- **Data entries**
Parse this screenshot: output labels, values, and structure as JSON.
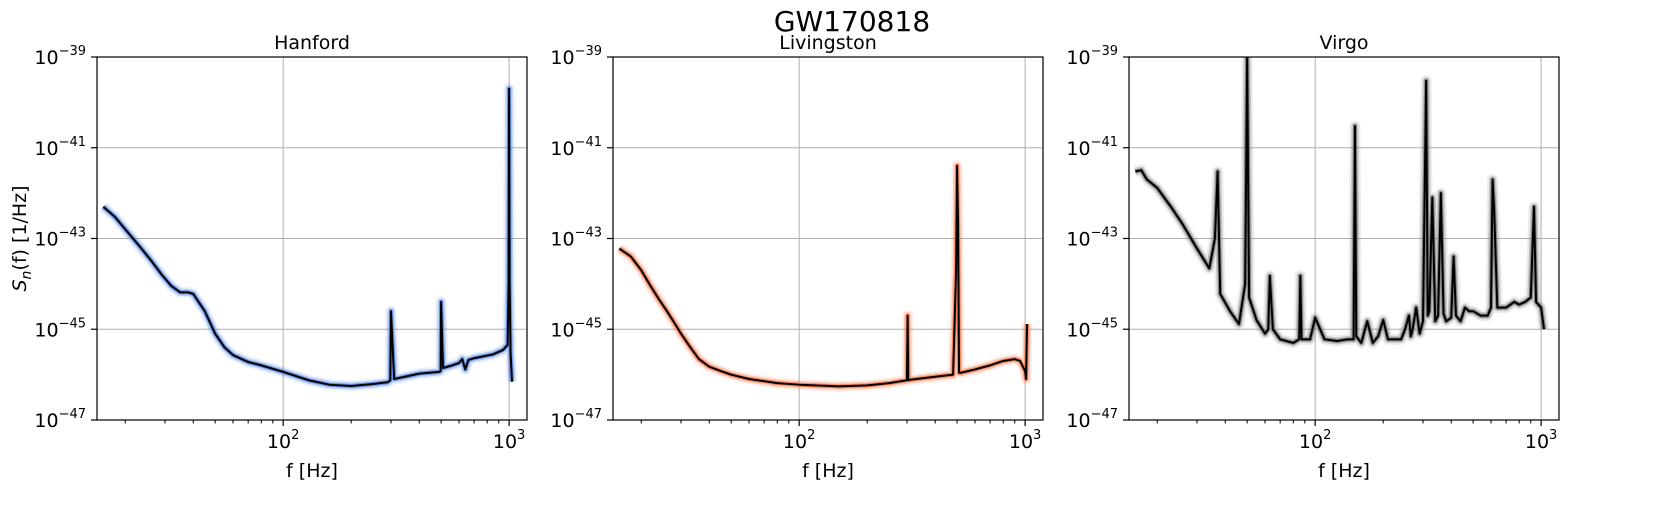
{
  "figure": {
    "title": "GW170818"
  },
  "chart_data": [
    {
      "type": "line",
      "title": "Hanford",
      "xlabel": "f [Hz]",
      "ylabel_main": "S",
      "ylabel_sub": "n",
      "ylabel_tail": "(f) [1/Hz]",
      "xscale": "log",
      "yscale": "log",
      "xlim": [
        15,
        1200
      ],
      "ylim": [
        1e-47,
        1e-39
      ],
      "grid": true,
      "band_color": "#4a7ee0",
      "median_color": "#000000",
      "x_ticks": [
        {
          "value": 100,
          "base": "10",
          "exp": "2"
        },
        {
          "value": 1000,
          "base": "10",
          "exp": "3"
        }
      ],
      "y_ticks": [
        {
          "value": 1e-47,
          "base": "10",
          "exp": "−47"
        },
        {
          "value": 1e-45,
          "base": "10",
          "exp": "−45"
        },
        {
          "value": 1e-43,
          "base": "10",
          "exp": "−43"
        },
        {
          "value": 1e-41,
          "base": "10",
          "exp": "−41"
        },
        {
          "value": 1e-39,
          "base": "10",
          "exp": "−39"
        }
      ],
      "series": [
        {
          "x": [
            16,
            18,
            20,
            23,
            26,
            29,
            32,
            35,
            38,
            40,
            45,
            50,
            55,
            60,
            70,
            80,
            100,
            130,
            160,
            200,
            250,
            290,
            298,
            300,
            310,
            400,
            490,
            498,
            500,
            510,
            560,
            600,
            620,
            640,
            660,
            700,
            760,
            850,
            940,
            985,
            995,
            1000,
            1005,
            1015,
            1030
          ],
          "y": [
            5e-43,
            3e-43,
            1.6e-43,
            7e-44,
            3.3e-44,
            1.6e-44,
            9e-45,
            6.5e-45,
            6.5e-45,
            6e-45,
            2.5e-45,
            8e-46,
            4e-46,
            2.7e-46,
            1.9e-46,
            1.6e-46,
            1.15e-46,
            7.5e-47,
            6e-47,
            5.6e-47,
            6.2e-47,
            6.8e-47,
            7.5e-47,
            2.5e-45,
            8e-47,
            1.05e-46,
            1.15e-46,
            1.2e-46,
            4e-45,
            1.4e-46,
            1.6e-46,
            1.8e-46,
            2.2e-46,
            1.3e-46,
            2.1e-46,
            2.3e-46,
            2.5e-46,
            2.8e-46,
            3.5e-46,
            4.5e-46,
            1e-44,
            2e-40,
            1e-44,
            3e-46,
            7e-47
          ]
        }
      ]
    },
    {
      "type": "line",
      "title": "Livingston",
      "xlabel": "f [Hz]",
      "xscale": "log",
      "yscale": "log",
      "xlim": [
        15,
        1200
      ],
      "ylim": [
        1e-47,
        1e-39
      ],
      "grid": true,
      "band_color": "#f36b3a",
      "median_color": "#000000",
      "x_ticks": [
        {
          "value": 100,
          "base": "10",
          "exp": "2"
        },
        {
          "value": 1000,
          "base": "10",
          "exp": "3"
        }
      ],
      "y_ticks": [
        {
          "value": 1e-47,
          "base": "10",
          "exp": "−47"
        },
        {
          "value": 1e-45,
          "base": "10",
          "exp": "−45"
        },
        {
          "value": 1e-43,
          "base": "10",
          "exp": "−43"
        },
        {
          "value": 1e-41,
          "base": "10",
          "exp": "−41"
        },
        {
          "value": 1e-39,
          "base": "10",
          "exp": "−39"
        }
      ],
      "series": [
        {
          "x": [
            16,
            18,
            20,
            22,
            24,
            26,
            28,
            30,
            33,
            36,
            40,
            45,
            50,
            60,
            80,
            100,
            150,
            200,
            250,
            300,
            302,
            304,
            306,
            310,
            400,
            480,
            495,
            500,
            505,
            510,
            520,
            600,
            700,
            800,
            900,
            950,
            1000,
            1010,
            1020
          ],
          "y": [
            6e-44,
            4e-44,
            2e-44,
            9e-45,
            4.5e-45,
            2.5e-45,
            1.4e-45,
            8e-46,
            4e-46,
            2.2e-46,
            1.5e-46,
            1.2e-46,
            1e-46,
            8e-47,
            6.5e-47,
            6e-47,
            5.5e-47,
            5.8e-47,
            6.5e-47,
            7.5e-47,
            2e-45,
            7.5e-47,
            7.6e-47,
            7.7e-47,
            9e-47,
            1e-46,
            2e-44,
            4e-42,
            2e-43,
            1.1e-46,
            1.1e-46,
            1.3e-46,
            1.6e-46,
            2e-46,
            2.2e-46,
            2e-46,
            1.2e-46,
            8e-47,
            1.3e-45
          ]
        }
      ]
    },
    {
      "type": "line",
      "title": "Virgo",
      "xlabel": "f [Hz]",
      "xscale": "log",
      "yscale": "log",
      "xlim": [
        15,
        1200
      ],
      "ylim": [
        1e-47,
        1e-39
      ],
      "grid": true,
      "band_color": "#6b6b6b",
      "median_color": "#000000",
      "x_ticks": [
        {
          "value": 100,
          "base": "10",
          "exp": "2"
        },
        {
          "value": 1000,
          "base": "10",
          "exp": "3"
        }
      ],
      "y_ticks": [
        {
          "value": 1e-47,
          "base": "10",
          "exp": "−47"
        },
        {
          "value": 1e-45,
          "base": "10",
          "exp": "−45"
        },
        {
          "value": 1e-43,
          "base": "10",
          "exp": "−43"
        },
        {
          "value": 1e-41,
          "base": "10",
          "exp": "−41"
        },
        {
          "value": 1e-39,
          "base": "10",
          "exp": "−39"
        }
      ],
      "series": [
        {
          "x": [
            16,
            17,
            18,
            20,
            23,
            26,
            30,
            34,
            36,
            37,
            38,
            42,
            46,
            49,
            50,
            51,
            55,
            60,
            62,
            63,
            65,
            70,
            80,
            85,
            86,
            87,
            95,
            100,
            110,
            125,
            140,
            148,
            150,
            152,
            160,
            170,
            180,
            190,
            200,
            210,
            220,
            240,
            250,
            260,
            265,
            270,
            280,
            290,
            300,
            310,
            315,
            320,
            330,
            340,
            350,
            360,
            370,
            380,
            400,
            410,
            420,
            440,
            460,
            480,
            500,
            540,
            580,
            600,
            610,
            620,
            640,
            700,
            760,
            800,
            850,
            900,
            930,
            950,
            1000,
            1030
          ],
          "y": [
            3e-42,
            3.2e-42,
            2e-42,
            1.3e-42,
            5e-43,
            2e-43,
            6e-44,
            2.2e-44,
            1e-43,
            3e-42,
            6e-45,
            2.5e-45,
            1.3e-45,
            1e-44,
            1e-39,
            5e-45,
            1.6e-45,
            8e-46,
            1e-45,
            1.5e-44,
            1e-45,
            6e-46,
            5e-46,
            6e-46,
            1.5e-44,
            6e-46,
            6e-46,
            1.8e-45,
            6e-46,
            5.5e-46,
            6e-46,
            6e-46,
            3e-41,
            7e-46,
            5e-46,
            1.5e-45,
            5e-46,
            7e-46,
            1.6e-45,
            6e-46,
            6e-46,
            6e-46,
            1e-45,
            2e-45,
            7e-46,
            1e-45,
            3e-45,
            8e-46,
            1.5e-45,
            3e-40,
            2e-45,
            2.5e-45,
            8e-43,
            1.5e-45,
            2e-45,
            1e-42,
            2.2e-45,
            1.5e-45,
            1.8e-45,
            4e-44,
            2e-45,
            1.5e-45,
            3e-45,
            2.5e-45,
            2.5e-45,
            2e-45,
            2e-45,
            3e-45,
            2e-42,
            4e-43,
            3e-45,
            3e-45,
            4e-45,
            3.5e-45,
            4e-45,
            5e-45,
            5e-43,
            4e-45,
            3e-45,
            1e-45
          ]
        }
      ]
    }
  ]
}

- **Aim**
Transcribe every record above exactly as written, leaving out any pictures.

- **Reply to the exercise**
Parse this screenshot: output labels, values, and structure as JSON.
{
  "figure": {
    "title": "GW170818"
  },
  "chart_data": [
    {
      "type": "line",
      "title": "Hanford",
      "xlabel": "f [Hz]",
      "ylabel_main": "S",
      "ylabel_sub": "n",
      "ylabel_tail": "(f) [1/Hz]",
      "xscale": "log",
      "yscale": "log",
      "xlim": [
        15,
        1200
      ],
      "ylim": [
        1e-47,
        1e-39
      ],
      "grid": true,
      "band_color": "#4a7ee0",
      "median_color": "#000000",
      "x_ticks": [
        {
          "value": 100,
          "base": "10",
          "exp": "2"
        },
        {
          "value": 1000,
          "base": "10",
          "exp": "3"
        }
      ],
      "y_ticks": [
        {
          "value": 1e-47,
          "base": "10",
          "exp": "−47"
        },
        {
          "value": 1e-45,
          "base": "10",
          "exp": "−45"
        },
        {
          "value": 1e-43,
          "base": "10",
          "exp": "−43"
        },
        {
          "value": 1e-41,
          "base": "10",
          "exp": "−41"
        },
        {
          "value": 1e-39,
          "base": "10",
          "exp": "−39"
        }
      ],
      "series": [
        {
          "x": [
            16,
            18,
            20,
            23,
            26,
            29,
            32,
            35,
            38,
            40,
            45,
            50,
            55,
            60,
            70,
            80,
            100,
            130,
            160,
            200,
            250,
            290,
            298,
            300,
            310,
            400,
            490,
            498,
            500,
            510,
            560,
            600,
            620,
            640,
            660,
            700,
            760,
            850,
            940,
            985,
            995,
            1000,
            1005,
            1015,
            1030
          ],
          "y": [
            5e-43,
            3e-43,
            1.6e-43,
            7e-44,
            3.3e-44,
            1.6e-44,
            9e-45,
            6.5e-45,
            6.5e-45,
            6e-45,
            2.5e-45,
            8e-46,
            4e-46,
            2.7e-46,
            1.9e-46,
            1.6e-46,
            1.15e-46,
            7.5e-47,
            6e-47,
            5.6e-47,
            6.2e-47,
            6.8e-47,
            7.5e-47,
            2.5e-45,
            8e-47,
            1.05e-46,
            1.15e-46,
            1.2e-46,
            4e-45,
            1.4e-46,
            1.6e-46,
            1.8e-46,
            2.2e-46,
            1.3e-46,
            2.1e-46,
            2.3e-46,
            2.5e-46,
            2.8e-46,
            3.5e-46,
            4.5e-46,
            1e-44,
            2e-40,
            1e-44,
            3e-46,
            7e-47
          ]
        }
      ]
    },
    {
      "type": "line",
      "title": "Livingston",
      "xlabel": "f [Hz]",
      "xscale": "log",
      "yscale": "log",
      "xlim": [
        15,
        1200
      ],
      "ylim": [
        1e-47,
        1e-39
      ],
      "grid": true,
      "band_color": "#f36b3a",
      "median_color": "#000000",
      "x_ticks": [
        {
          "value": 100,
          "base": "10",
          "exp": "2"
        },
        {
          "value": 1000,
          "base": "10",
          "exp": "3"
        }
      ],
      "y_ticks": [
        {
          "value": 1e-47,
          "base": "10",
          "exp": "−47"
        },
        {
          "value": 1e-45,
          "base": "10",
          "exp": "−45"
        },
        {
          "value": 1e-43,
          "base": "10",
          "exp": "−43"
        },
        {
          "value": 1e-41,
          "base": "10",
          "exp": "−41"
        },
        {
          "value": 1e-39,
          "base": "10",
          "exp": "−39"
        }
      ],
      "series": [
        {
          "x": [
            16,
            18,
            20,
            22,
            24,
            26,
            28,
            30,
            33,
            36,
            40,
            45,
            50,
            60,
            80,
            100,
            150,
            200,
            250,
            300,
            302,
            304,
            306,
            310,
            400,
            480,
            495,
            500,
            505,
            510,
            520,
            600,
            700,
            800,
            900,
            950,
            1000,
            1010,
            1020
          ],
          "y": [
            6e-44,
            4e-44,
            2e-44,
            9e-45,
            4.5e-45,
            2.5e-45,
            1.4e-45,
            8e-46,
            4e-46,
            2.2e-46,
            1.5e-46,
            1.2e-46,
            1e-46,
            8e-47,
            6.5e-47,
            6e-47,
            5.5e-47,
            5.8e-47,
            6.5e-47,
            7.5e-47,
            2e-45,
            7.5e-47,
            7.6e-47,
            7.7e-47,
            9e-47,
            1e-46,
            2e-44,
            4e-42,
            2e-43,
            1.1e-46,
            1.1e-46,
            1.3e-46,
            1.6e-46,
            2e-46,
            2.2e-46,
            2e-46,
            1.2e-46,
            8e-47,
            1.3e-45
          ]
        }
      ]
    },
    {
      "type": "line",
      "title": "Virgo",
      "xlabel": "f [Hz]",
      "xscale": "log",
      "yscale": "log",
      "xlim": [
        15,
        1200
      ],
      "ylim": [
        1e-47,
        1e-39
      ],
      "grid": true,
      "band_color": "#6b6b6b",
      "median_color": "#000000",
      "x_ticks": [
        {
          "value": 100,
          "base": "10",
          "exp": "2"
        },
        {
          "value": 1000,
          "base": "10",
          "exp": "3"
        }
      ],
      "y_ticks": [
        {
          "value": 1e-47,
          "base": "10",
          "exp": "−47"
        },
        {
          "value": 1e-45,
          "base": "10",
          "exp": "−45"
        },
        {
          "value": 1e-43,
          "base": "10",
          "exp": "−43"
        },
        {
          "value": 1e-41,
          "base": "10",
          "exp": "−41"
        },
        {
          "value": 1e-39,
          "base": "10",
          "exp": "−39"
        }
      ],
      "series": [
        {
          "x": [
            16,
            17,
            18,
            20,
            23,
            26,
            30,
            34,
            36,
            37,
            38,
            42,
            46,
            49,
            50,
            51,
            55,
            60,
            62,
            63,
            65,
            70,
            80,
            85,
            86,
            87,
            95,
            100,
            110,
            125,
            140,
            148,
            150,
            152,
            160,
            170,
            180,
            190,
            200,
            210,
            220,
            240,
            250,
            260,
            265,
            270,
            280,
            290,
            300,
            310,
            315,
            320,
            330,
            340,
            350,
            360,
            370,
            380,
            400,
            410,
            420,
            440,
            460,
            480,
            500,
            540,
            580,
            600,
            610,
            620,
            640,
            700,
            760,
            800,
            850,
            900,
            930,
            950,
            1000,
            1030
          ],
          "y": [
            3e-42,
            3.2e-42,
            2e-42,
            1.3e-42,
            5e-43,
            2e-43,
            6e-44,
            2.2e-44,
            1e-43,
            3e-42,
            6e-45,
            2.5e-45,
            1.3e-45,
            1e-44,
            1e-39,
            5e-45,
            1.6e-45,
            8e-46,
            1e-45,
            1.5e-44,
            1e-45,
            6e-46,
            5e-46,
            6e-46,
            1.5e-44,
            6e-46,
            6e-46,
            1.8e-45,
            6e-46,
            5.5e-46,
            6e-46,
            6e-46,
            3e-41,
            7e-46,
            5e-46,
            1.5e-45,
            5e-46,
            7e-46,
            1.6e-45,
            6e-46,
            6e-46,
            6e-46,
            1e-45,
            2e-45,
            7e-46,
            1e-45,
            3e-45,
            8e-46,
            1.5e-45,
            3e-40,
            2e-45,
            2.5e-45,
            8e-43,
            1.5e-45,
            2e-45,
            1e-42,
            2.2e-45,
            1.5e-45,
            1.8e-45,
            4e-44,
            2e-45,
            1.5e-45,
            3e-45,
            2.5e-45,
            2.5e-45,
            2e-45,
            2e-45,
            3e-45,
            2e-42,
            4e-43,
            3e-45,
            3e-45,
            4e-45,
            3.5e-45,
            4e-45,
            5e-45,
            5e-43,
            4e-45,
            3e-45,
            1e-45
          ]
        }
      ]
    }
  ]
}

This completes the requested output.